**Task objective:** Go through the lines below. Copy those with "recyklingowi".
════════════════
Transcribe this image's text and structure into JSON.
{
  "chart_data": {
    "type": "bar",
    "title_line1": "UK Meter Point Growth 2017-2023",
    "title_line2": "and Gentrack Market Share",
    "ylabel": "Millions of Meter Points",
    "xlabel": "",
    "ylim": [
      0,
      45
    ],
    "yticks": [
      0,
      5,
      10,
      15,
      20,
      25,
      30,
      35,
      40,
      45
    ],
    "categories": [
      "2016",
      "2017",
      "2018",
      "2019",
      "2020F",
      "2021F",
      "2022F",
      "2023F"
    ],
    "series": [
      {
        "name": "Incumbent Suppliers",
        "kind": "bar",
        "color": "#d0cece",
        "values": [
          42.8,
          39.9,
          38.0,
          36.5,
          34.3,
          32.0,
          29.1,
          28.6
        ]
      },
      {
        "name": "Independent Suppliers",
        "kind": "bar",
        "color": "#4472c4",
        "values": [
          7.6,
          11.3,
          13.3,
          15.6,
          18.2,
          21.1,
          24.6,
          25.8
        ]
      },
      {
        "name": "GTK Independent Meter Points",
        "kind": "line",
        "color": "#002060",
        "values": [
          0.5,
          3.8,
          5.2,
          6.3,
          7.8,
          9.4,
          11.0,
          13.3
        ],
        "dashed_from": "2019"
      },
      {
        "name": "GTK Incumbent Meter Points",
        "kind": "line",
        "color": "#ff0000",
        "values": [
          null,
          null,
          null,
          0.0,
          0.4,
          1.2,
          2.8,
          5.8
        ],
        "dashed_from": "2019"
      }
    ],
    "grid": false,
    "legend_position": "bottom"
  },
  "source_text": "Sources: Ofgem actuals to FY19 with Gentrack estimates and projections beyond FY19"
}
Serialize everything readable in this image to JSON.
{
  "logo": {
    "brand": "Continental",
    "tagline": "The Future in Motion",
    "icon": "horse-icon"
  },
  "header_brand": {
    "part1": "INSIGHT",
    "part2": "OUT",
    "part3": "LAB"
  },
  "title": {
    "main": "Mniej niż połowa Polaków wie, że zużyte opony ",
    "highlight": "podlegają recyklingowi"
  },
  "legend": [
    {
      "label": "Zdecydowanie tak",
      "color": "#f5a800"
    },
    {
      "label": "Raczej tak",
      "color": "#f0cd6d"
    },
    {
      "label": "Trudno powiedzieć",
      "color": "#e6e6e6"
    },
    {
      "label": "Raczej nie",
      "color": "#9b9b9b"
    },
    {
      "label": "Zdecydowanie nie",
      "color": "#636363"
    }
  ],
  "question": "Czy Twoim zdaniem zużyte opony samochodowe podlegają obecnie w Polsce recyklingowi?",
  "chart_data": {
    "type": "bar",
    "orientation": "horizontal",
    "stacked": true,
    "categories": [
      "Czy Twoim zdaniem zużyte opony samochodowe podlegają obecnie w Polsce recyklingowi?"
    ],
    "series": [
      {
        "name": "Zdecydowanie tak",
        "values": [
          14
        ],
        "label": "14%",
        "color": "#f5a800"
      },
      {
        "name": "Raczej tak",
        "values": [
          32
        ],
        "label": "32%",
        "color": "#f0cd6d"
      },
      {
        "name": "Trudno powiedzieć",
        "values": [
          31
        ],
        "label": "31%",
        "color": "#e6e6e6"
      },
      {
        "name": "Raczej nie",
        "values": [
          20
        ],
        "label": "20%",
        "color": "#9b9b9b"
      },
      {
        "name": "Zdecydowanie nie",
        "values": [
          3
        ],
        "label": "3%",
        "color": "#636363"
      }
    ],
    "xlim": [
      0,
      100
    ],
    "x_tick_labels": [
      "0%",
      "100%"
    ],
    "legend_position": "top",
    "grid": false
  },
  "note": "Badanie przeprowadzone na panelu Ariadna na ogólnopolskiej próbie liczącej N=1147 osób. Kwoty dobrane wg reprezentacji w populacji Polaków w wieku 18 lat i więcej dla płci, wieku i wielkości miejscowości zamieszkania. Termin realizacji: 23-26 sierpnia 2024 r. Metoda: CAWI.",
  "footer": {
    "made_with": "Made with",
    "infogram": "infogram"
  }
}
════════════════
**Answer to this problem:**
    "highlight": "podlegają recyklingowi"
  "question": "Czy Twoim zdaniem zużyte opony samochodowe podlegają obecnie w Polsce recyklingowi?",
      "Czy Twoim zdaniem zużyte opony samochodowe podlegają obecnie w Polsce recyklingowi?"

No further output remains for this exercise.